Records from a data collection:
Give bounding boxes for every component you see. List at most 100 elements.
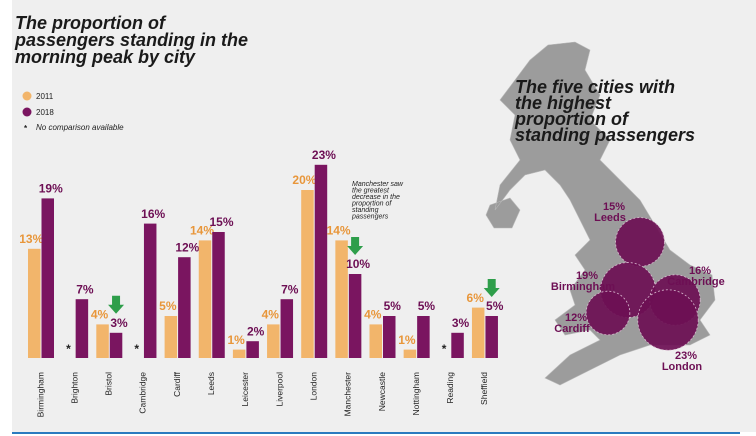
no-comparison-mark: * (442, 342, 447, 356)
legend-swatch (22, 107, 32, 117)
decrease-arrow (347, 237, 364, 255)
value-label: 10% (346, 257, 370, 271)
map-title: proportion of (514, 109, 630, 129)
legend-symbol: * (24, 124, 28, 133)
bar (109, 332, 123, 358)
bar (417, 316, 430, 358)
city-value-label: 16% (689, 265, 711, 277)
bar (383, 316, 396, 358)
annotation: Manchester saw (352, 181, 404, 188)
value-label: 16% (141, 207, 165, 221)
bar (301, 190, 314, 358)
x-tick-label: Liverpool (274, 372, 284, 407)
value-label: 19% (39, 182, 63, 196)
city-name: Birmingham (551, 281, 615, 293)
bar (314, 164, 328, 358)
value-label: 3% (452, 316, 470, 330)
value-label: 5% (384, 299, 402, 313)
bar (485, 316, 498, 358)
annotation: the greatest (352, 187, 390, 194)
x-tick-label: Reading (445, 372, 455, 404)
bar (246, 341, 259, 358)
value-label: 2% (247, 324, 265, 338)
bar (143, 223, 157, 358)
bar (403, 349, 417, 358)
value-label: 20% (292, 173, 316, 187)
value-label: 4% (91, 308, 109, 322)
value-label: 15% (209, 215, 233, 229)
x-tick-label: Leeds (206, 372, 216, 395)
bar (280, 299, 294, 358)
x-tick-label: Manchester (343, 372, 353, 417)
map-title: the highest (515, 93, 612, 113)
bar (41, 198, 54, 358)
x-tick-label: Brighton (69, 372, 79, 404)
value-label: 14% (190, 224, 214, 238)
map-title: standing passengers (515, 125, 695, 145)
no-comparison-mark: * (134, 342, 139, 356)
bar (369, 324, 382, 358)
legend-note: No comparison available (36, 123, 124, 132)
value-label: 1% (227, 333, 245, 347)
legend-label: 2011 (36, 92, 54, 101)
city-name: Cardiff (554, 323, 590, 335)
city-bubble (615, 217, 665, 267)
x-tick-label: Newcastle (377, 372, 387, 411)
value-label: 3% (110, 316, 128, 330)
bar (451, 332, 464, 358)
x-tick-label: Leicester (240, 372, 250, 407)
x-tick-label: Nottingham (411, 372, 421, 415)
bar (335, 240, 348, 358)
bar (178, 257, 191, 358)
city-name: London (662, 361, 703, 373)
value-label: 7% (281, 282, 299, 296)
no-comparison-mark: * (66, 342, 71, 356)
annotation: passengers (351, 213, 389, 220)
value-label: 7% (76, 282, 94, 296)
bar (471, 307, 485, 358)
x-tick-label: Cambridge (138, 372, 148, 414)
value-label: 14% (327, 224, 351, 238)
legend-label: 2018 (36, 108, 54, 117)
map-title: The five cities with (515, 77, 675, 97)
value-label: 6% (467, 291, 485, 305)
x-tick-label: Bristol (104, 372, 114, 396)
value-label: 13% (19, 232, 43, 246)
annotation: standing (352, 207, 379, 214)
bar (75, 299, 89, 358)
annotation: decrease in the (352, 194, 400, 201)
bar (267, 324, 280, 358)
city-value-label: 12% (565, 312, 587, 324)
legend-swatch (22, 91, 32, 101)
value-label: 4% (364, 308, 382, 322)
decrease-arrow (108, 295, 125, 314)
x-tick-label: Cardiff (172, 371, 182, 397)
chart-title: morning peak by city (15, 47, 196, 67)
city-value-label: 15% (603, 201, 625, 213)
annotation: proportion of (351, 200, 392, 207)
city-name: Leeds (594, 212, 626, 224)
city-bubble (585, 290, 631, 336)
bar (96, 324, 109, 358)
chart-title: passengers standing in the (14, 30, 248, 50)
value-label: 23% (312, 148, 336, 162)
x-tick-label: London (308, 372, 318, 401)
value-label: 5% (159, 299, 177, 313)
bar (198, 240, 212, 358)
city-name: Cambridge (667, 276, 724, 288)
value-label: 5% (486, 299, 504, 313)
bar (212, 232, 225, 358)
bar (28, 248, 41, 358)
value-label: 4% (262, 308, 280, 322)
bar (232, 349, 246, 358)
chart-title: The proportion of (15, 13, 167, 33)
city-value-label: 19% (576, 270, 598, 282)
value-label: 12% (175, 240, 199, 254)
bar (164, 316, 178, 358)
bar (348, 274, 362, 358)
city-bubble (637, 289, 699, 351)
decrease-arrow (483, 279, 500, 297)
value-label: 1% (398, 333, 416, 347)
value-label: 5% (418, 299, 436, 313)
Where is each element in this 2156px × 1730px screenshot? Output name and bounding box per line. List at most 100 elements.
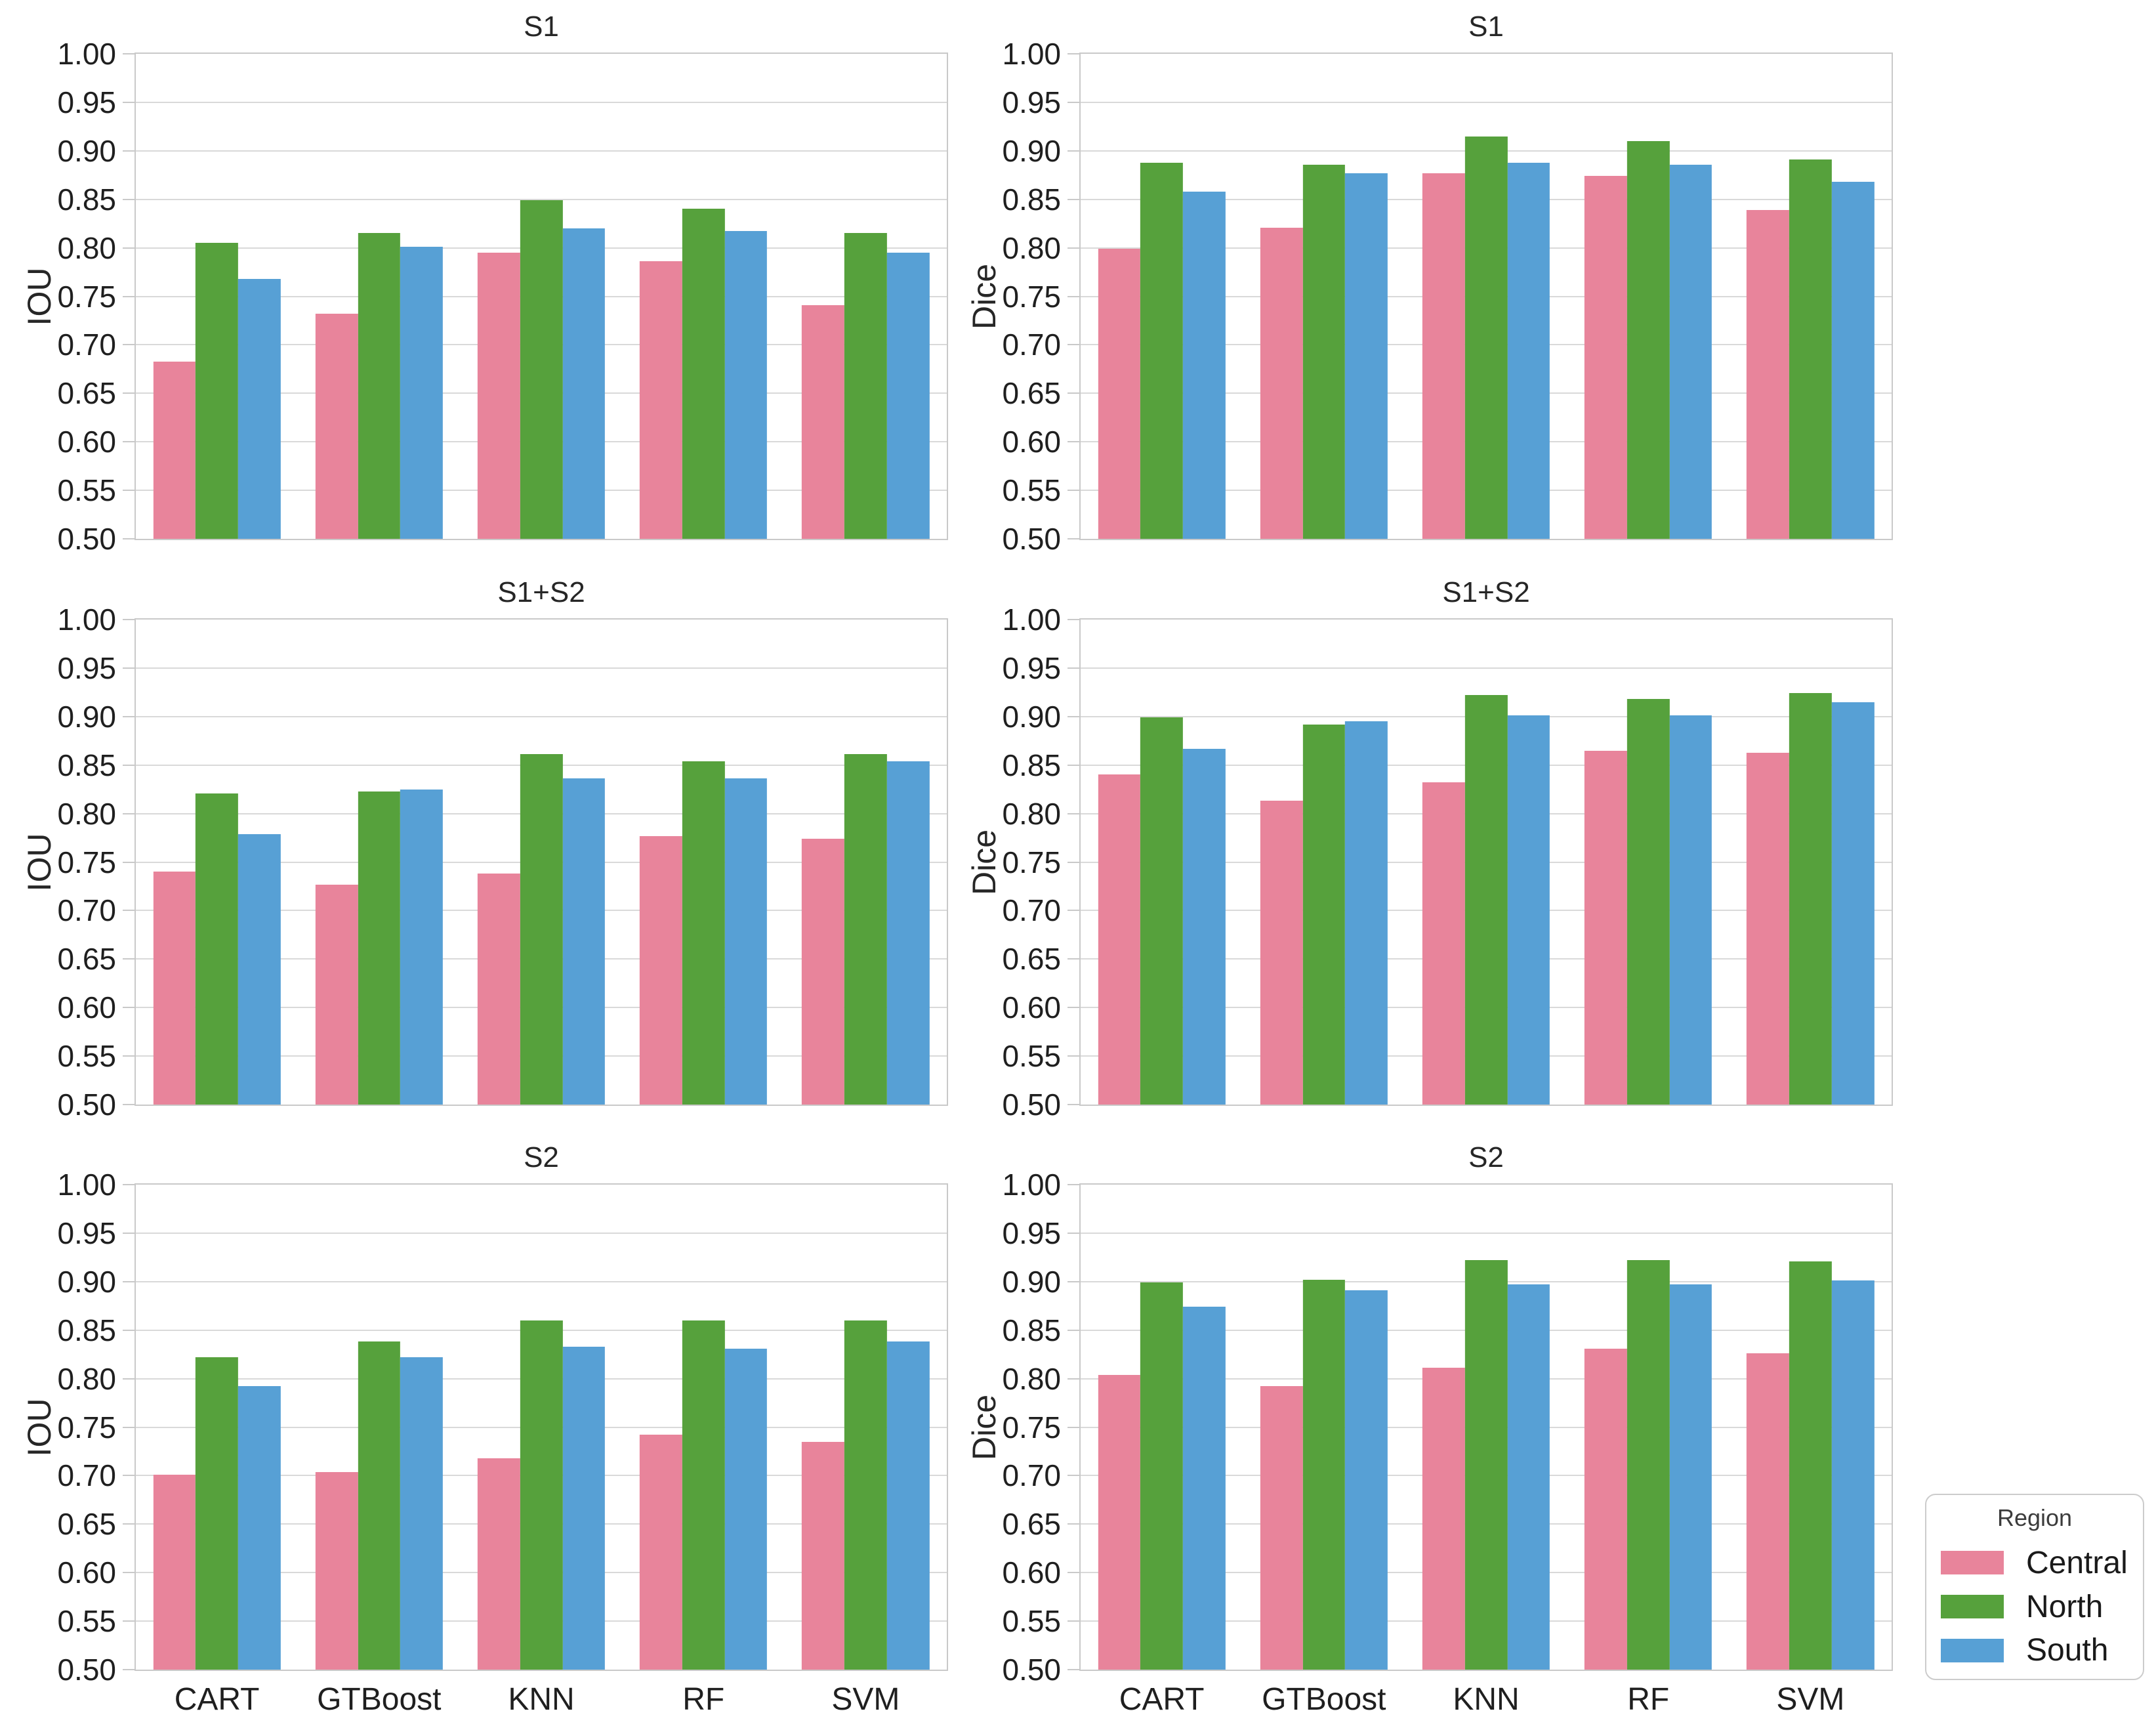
y-tick-mark [123, 1620, 136, 1622]
y-tick-label: 0.85 [57, 182, 116, 217]
y-tick-label: 0.60 [1002, 1555, 1061, 1590]
y-tick-label: 1.00 [1002, 1168, 1061, 1202]
gridline [136, 715, 947, 717]
y-tick-mark [1068, 441, 1081, 443]
bar-group-cart [153, 1185, 281, 1670]
y-tick-mark [1068, 1378, 1081, 1380]
bar-group-rf [1585, 1185, 1712, 1670]
y-tick-mark [123, 910, 136, 912]
bar-south-knn [562, 778, 606, 1105]
y-tick-mark [1068, 1055, 1081, 1057]
bar-south-svm [1831, 1280, 1875, 1670]
bar-central-knn [477, 1458, 520, 1670]
legend-item-central: Central [1941, 1541, 2128, 1585]
bar-central-cart [1098, 1374, 1141, 1670]
bar-group-gtboost [1260, 1185, 1388, 1670]
y-tick-label: 0.65 [57, 942, 116, 977]
y-tick-label: 0.75 [1002, 279, 1061, 314]
bar-central-rf [640, 1435, 682, 1670]
y-tick-mark [123, 764, 136, 766]
y-tick-label: 1.00 [57, 37, 116, 71]
y-tick-mark [1068, 1104, 1081, 1105]
bar-south-rf [1669, 715, 1712, 1105]
y-tick-mark [1068, 1523, 1081, 1525]
y-tick-mark [123, 392, 136, 394]
bar-central-knn [1422, 1368, 1465, 1670]
bar-group-rf [640, 620, 768, 1105]
bar-south-knn [1507, 1284, 1550, 1670]
y-tick-mark [1068, 1184, 1081, 1185]
y-tick-label: 0.85 [57, 1313, 116, 1347]
y-tick-label: 0.60 [57, 425, 116, 459]
y-tick-label: 0.65 [57, 376, 116, 411]
y-tick-mark [1068, 1007, 1081, 1009]
y-tick-label: 1.00 [1002, 37, 1061, 71]
y-tick-mark [123, 1329, 136, 1331]
bar-central-rf [1585, 1348, 1627, 1670]
y-tick-mark [1068, 295, 1081, 297]
bar-south-knn [1507, 162, 1550, 539]
bar-south-svm [886, 761, 930, 1105]
y-tick-mark [1068, 150, 1081, 152]
bar-north-knn [520, 754, 563, 1105]
bar-group-knn [1422, 620, 1550, 1105]
legend-item-south: South [1941, 1628, 2128, 1672]
bar-north-svm [844, 1320, 887, 1670]
y-axis-label: IOU [21, 833, 58, 891]
y-tick-mark [123, 619, 136, 620]
bar-south-rf [724, 778, 768, 1105]
y-tick-label: 0.85 [57, 748, 116, 782]
y-tick-label: 0.60 [57, 1555, 116, 1590]
y-tick-mark [1068, 1572, 1081, 1574]
bar-central-svm [1747, 209, 1790, 539]
y-tick-mark [1068, 1669, 1081, 1670]
y-tick-mark [123, 1572, 136, 1574]
y-tick-mark [1068, 247, 1081, 249]
bar-group-rf [640, 1185, 768, 1670]
legend-title: Region [1997, 1504, 2073, 1531]
legend-label-north: North [2026, 1589, 2104, 1624]
bar-group-svm [802, 620, 930, 1105]
y-tick-mark [1068, 1620, 1081, 1622]
bar-central-knn [1422, 173, 1465, 539]
bar-north-rf [1627, 1260, 1670, 1670]
y-tick-label: 0.75 [1002, 1410, 1061, 1445]
bar-north-cart [196, 1357, 238, 1670]
y-tick-label: 0.95 [1002, 85, 1061, 119]
bar-south-cart [238, 1386, 281, 1670]
bar-north-rf [682, 209, 725, 539]
bar-central-rf [1585, 750, 1627, 1105]
bar-group-svm [1747, 1185, 1875, 1670]
y-tick-mark [1068, 861, 1081, 863]
subplot-s2-iou: S2 IOU 1.00 0.95 0.90 0.85 0.80 0.75 0.70 0.65 0.6… [21, 1141, 948, 1717]
bar-group-gtboost [315, 54, 443, 539]
bar-south-rf [1669, 1284, 1712, 1670]
bar-south-rf [724, 231, 768, 539]
y-tick-mark [123, 1055, 136, 1057]
bar-south-rf [1669, 164, 1712, 539]
legend-label-south: South [2026, 1633, 2109, 1668]
bar-central-gtboost [315, 884, 358, 1105]
bar-group-knn [1422, 54, 1550, 539]
subplot-title: S2 [524, 1141, 559, 1173]
y-tick-mark [123, 344, 136, 346]
y-tick-label: 0.95 [57, 1215, 116, 1250]
y-tick-label: 0.50 [57, 1087, 116, 1122]
y-tick-label: 0.65 [57, 1507, 116, 1542]
y-tick-label: 0.85 [1002, 182, 1061, 217]
bar-central-knn [1422, 782, 1465, 1105]
y-tick-mark [123, 1280, 136, 1282]
y-tick-mark [123, 715, 136, 717]
bar-group-knn [477, 54, 606, 539]
y-tick-label: 0.70 [57, 893, 116, 928]
bar-north-knn [520, 200, 563, 539]
bar-central-rf [1585, 176, 1627, 539]
gridline [136, 1232, 947, 1234]
y-tick-mark [1068, 1475, 1081, 1477]
y-tick-label: 0.95 [1002, 650, 1061, 685]
bar-group-svm [802, 54, 930, 539]
bar-north-cart [196, 243, 238, 539]
bar-group-cart [153, 620, 281, 1105]
y-tick-label: 0.55 [57, 473, 116, 508]
y-tick-label: 0.70 [1002, 893, 1061, 928]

WRITTEN REQUEST: Copy out the lines word for word, starting at the line that contains "y-tick-mark [123, 1620, 136, 1622]" and ending at the line that contains "legend-item-central: Central [1941, 1541, 2128, 1585]", both included.

THE RESULT:
y-tick-mark [123, 1620, 136, 1622]
y-tick-label: 0.85 [57, 182, 116, 217]
y-tick-label: 0.60 [1002, 1555, 1061, 1590]
y-tick-label: 1.00 [1002, 1168, 1061, 1202]
gridline [136, 715, 947, 717]
y-tick-mark [1068, 441, 1081, 443]
bar-group-cart [153, 1185, 281, 1670]
y-tick-mark [1068, 1378, 1081, 1380]
bar-group-rf [1585, 1185, 1712, 1670]
y-tick-mark [123, 910, 136, 912]
bar-south-knn [562, 778, 606, 1105]
y-tick-mark [1068, 1055, 1081, 1057]
bar-south-svm [1831, 1280, 1875, 1670]
bar-central-knn [477, 1458, 520, 1670]
legend-item-central: Central [1941, 1541, 2128, 1585]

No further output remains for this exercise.